**WORK INSTRUCTIONS**
Print the lines of the records from the very first one through the line containing "y-tick-label: 50: [43, 335, 65, 357]", both included, reproducing each character for character.
━━ PROVIDED DATA ━━
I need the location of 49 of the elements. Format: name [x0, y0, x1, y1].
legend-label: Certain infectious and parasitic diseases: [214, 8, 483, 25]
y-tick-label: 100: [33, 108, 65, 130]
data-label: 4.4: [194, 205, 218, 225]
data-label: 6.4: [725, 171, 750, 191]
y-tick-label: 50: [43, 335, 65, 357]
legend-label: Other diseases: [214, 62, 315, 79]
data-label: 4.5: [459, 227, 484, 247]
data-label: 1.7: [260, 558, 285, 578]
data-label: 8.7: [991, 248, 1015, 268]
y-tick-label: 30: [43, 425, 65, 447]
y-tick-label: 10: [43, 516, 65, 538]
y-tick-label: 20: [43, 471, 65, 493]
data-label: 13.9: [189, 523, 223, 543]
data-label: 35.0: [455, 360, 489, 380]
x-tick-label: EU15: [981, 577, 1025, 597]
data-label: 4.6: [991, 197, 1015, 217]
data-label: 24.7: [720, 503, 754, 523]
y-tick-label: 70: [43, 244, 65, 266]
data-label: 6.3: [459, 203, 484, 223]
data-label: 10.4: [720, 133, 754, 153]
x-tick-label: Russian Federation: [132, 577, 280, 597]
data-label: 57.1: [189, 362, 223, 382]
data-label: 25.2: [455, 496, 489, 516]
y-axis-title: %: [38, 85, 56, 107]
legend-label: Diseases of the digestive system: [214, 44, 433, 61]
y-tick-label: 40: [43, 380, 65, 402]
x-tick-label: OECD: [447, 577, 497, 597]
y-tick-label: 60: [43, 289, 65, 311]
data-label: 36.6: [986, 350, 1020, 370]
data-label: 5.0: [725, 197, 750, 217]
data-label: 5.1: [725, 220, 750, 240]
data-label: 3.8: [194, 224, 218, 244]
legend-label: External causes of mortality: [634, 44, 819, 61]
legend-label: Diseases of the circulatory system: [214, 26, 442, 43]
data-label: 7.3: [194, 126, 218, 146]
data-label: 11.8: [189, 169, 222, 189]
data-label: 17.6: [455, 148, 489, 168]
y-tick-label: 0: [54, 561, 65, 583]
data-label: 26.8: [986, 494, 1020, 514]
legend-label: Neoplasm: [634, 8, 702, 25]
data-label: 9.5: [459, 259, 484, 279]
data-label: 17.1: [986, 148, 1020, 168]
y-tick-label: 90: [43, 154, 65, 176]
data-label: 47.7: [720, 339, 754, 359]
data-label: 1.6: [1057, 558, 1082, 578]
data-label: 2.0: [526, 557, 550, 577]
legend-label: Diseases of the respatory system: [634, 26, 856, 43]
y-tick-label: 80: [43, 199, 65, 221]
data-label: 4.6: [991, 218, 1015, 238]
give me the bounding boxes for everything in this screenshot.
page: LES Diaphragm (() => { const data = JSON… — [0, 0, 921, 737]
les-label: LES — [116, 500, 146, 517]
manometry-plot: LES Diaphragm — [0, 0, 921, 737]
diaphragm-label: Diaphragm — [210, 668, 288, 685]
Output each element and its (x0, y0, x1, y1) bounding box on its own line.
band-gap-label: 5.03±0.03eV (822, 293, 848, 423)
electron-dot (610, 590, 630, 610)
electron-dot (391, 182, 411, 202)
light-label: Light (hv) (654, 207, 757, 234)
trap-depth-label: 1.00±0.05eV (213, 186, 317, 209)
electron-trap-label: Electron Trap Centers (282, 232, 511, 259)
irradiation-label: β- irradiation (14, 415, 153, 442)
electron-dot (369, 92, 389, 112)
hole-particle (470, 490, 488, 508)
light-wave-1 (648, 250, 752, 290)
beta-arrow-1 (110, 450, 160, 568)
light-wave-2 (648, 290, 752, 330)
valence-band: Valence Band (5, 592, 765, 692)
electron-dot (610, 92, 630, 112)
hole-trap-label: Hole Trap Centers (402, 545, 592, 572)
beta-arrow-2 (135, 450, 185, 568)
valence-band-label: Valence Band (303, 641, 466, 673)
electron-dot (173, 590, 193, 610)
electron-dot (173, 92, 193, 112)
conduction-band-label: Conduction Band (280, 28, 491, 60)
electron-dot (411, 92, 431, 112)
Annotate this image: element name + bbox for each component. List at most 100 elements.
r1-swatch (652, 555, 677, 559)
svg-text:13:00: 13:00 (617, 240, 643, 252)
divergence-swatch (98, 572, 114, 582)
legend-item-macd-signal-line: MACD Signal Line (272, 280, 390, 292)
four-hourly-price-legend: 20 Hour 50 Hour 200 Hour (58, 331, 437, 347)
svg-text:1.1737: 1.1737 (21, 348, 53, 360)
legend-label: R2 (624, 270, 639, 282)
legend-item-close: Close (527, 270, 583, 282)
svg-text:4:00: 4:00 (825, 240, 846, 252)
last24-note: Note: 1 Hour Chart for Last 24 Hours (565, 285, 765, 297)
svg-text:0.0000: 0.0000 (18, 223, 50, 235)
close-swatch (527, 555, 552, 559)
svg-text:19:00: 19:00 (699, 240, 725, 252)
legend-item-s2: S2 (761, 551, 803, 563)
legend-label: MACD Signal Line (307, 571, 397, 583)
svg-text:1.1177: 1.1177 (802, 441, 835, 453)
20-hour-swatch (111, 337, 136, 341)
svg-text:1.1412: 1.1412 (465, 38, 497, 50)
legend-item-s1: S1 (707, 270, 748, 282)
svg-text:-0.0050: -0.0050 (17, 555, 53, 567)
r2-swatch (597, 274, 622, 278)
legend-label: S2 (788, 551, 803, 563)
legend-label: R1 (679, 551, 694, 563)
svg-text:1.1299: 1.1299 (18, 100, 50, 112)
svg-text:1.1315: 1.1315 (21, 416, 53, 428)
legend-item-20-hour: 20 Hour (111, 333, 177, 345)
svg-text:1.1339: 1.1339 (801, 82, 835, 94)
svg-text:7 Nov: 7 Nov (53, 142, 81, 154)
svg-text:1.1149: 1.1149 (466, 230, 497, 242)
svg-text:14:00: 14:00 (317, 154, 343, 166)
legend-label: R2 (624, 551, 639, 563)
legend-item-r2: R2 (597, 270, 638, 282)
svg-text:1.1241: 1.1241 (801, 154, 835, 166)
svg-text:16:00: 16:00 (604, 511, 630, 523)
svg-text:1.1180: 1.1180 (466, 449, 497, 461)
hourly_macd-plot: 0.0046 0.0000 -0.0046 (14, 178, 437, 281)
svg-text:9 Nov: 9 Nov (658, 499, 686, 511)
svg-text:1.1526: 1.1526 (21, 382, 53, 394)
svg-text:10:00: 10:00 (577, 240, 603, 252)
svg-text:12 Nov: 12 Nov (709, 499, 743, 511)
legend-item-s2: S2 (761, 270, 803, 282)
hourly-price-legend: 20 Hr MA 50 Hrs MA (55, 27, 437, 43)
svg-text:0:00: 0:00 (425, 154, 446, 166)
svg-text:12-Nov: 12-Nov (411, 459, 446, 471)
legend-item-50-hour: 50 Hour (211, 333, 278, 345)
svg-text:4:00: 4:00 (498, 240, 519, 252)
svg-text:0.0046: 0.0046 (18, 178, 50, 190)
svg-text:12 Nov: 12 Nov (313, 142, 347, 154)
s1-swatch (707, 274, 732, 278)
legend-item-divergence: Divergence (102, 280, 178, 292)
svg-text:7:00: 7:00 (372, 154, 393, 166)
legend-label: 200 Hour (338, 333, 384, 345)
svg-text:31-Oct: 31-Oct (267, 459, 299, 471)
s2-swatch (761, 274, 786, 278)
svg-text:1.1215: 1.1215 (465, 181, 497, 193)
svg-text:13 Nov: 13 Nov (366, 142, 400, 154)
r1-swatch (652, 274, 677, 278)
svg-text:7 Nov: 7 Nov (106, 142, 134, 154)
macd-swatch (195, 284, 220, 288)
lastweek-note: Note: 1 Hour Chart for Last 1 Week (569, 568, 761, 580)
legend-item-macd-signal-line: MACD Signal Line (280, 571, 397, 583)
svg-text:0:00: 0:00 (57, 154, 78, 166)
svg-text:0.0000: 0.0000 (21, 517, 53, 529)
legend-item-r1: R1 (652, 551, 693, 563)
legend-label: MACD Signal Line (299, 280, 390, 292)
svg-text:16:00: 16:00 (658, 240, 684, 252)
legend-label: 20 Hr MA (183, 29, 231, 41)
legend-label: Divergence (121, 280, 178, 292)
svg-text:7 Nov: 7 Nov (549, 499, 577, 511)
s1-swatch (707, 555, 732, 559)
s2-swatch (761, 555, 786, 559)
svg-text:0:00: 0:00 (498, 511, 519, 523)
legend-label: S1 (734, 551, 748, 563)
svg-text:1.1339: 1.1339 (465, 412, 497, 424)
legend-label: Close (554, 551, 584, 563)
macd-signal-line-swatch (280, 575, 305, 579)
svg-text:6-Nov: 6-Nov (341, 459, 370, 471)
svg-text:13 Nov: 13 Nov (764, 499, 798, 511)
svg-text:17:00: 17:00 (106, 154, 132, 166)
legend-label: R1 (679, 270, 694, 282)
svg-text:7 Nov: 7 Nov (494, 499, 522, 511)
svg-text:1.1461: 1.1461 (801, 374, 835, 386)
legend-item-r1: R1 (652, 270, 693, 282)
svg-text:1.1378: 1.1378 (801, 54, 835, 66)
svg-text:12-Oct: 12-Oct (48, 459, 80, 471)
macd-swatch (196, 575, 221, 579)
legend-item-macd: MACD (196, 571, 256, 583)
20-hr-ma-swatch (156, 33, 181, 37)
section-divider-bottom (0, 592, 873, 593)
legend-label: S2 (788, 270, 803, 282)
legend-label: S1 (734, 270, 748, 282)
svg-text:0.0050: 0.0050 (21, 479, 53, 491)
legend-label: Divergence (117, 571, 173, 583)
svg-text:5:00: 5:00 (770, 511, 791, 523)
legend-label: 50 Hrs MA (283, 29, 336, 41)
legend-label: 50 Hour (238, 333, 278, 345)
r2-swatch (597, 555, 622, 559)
━━━
**WRITTEN SOLUTION**
I need the location of 49 of the elements. Format: name [x0, y0, x1, y1].
legend-label: Certain infectious and parasitic diseases: [214, 8, 483, 25]
y-tick-label: 100: [33, 108, 65, 130]
data-label: 4.4: [194, 205, 218, 225]
data-label: 6.4: [725, 171, 750, 191]
y-tick-label: 50: [43, 335, 65, 357]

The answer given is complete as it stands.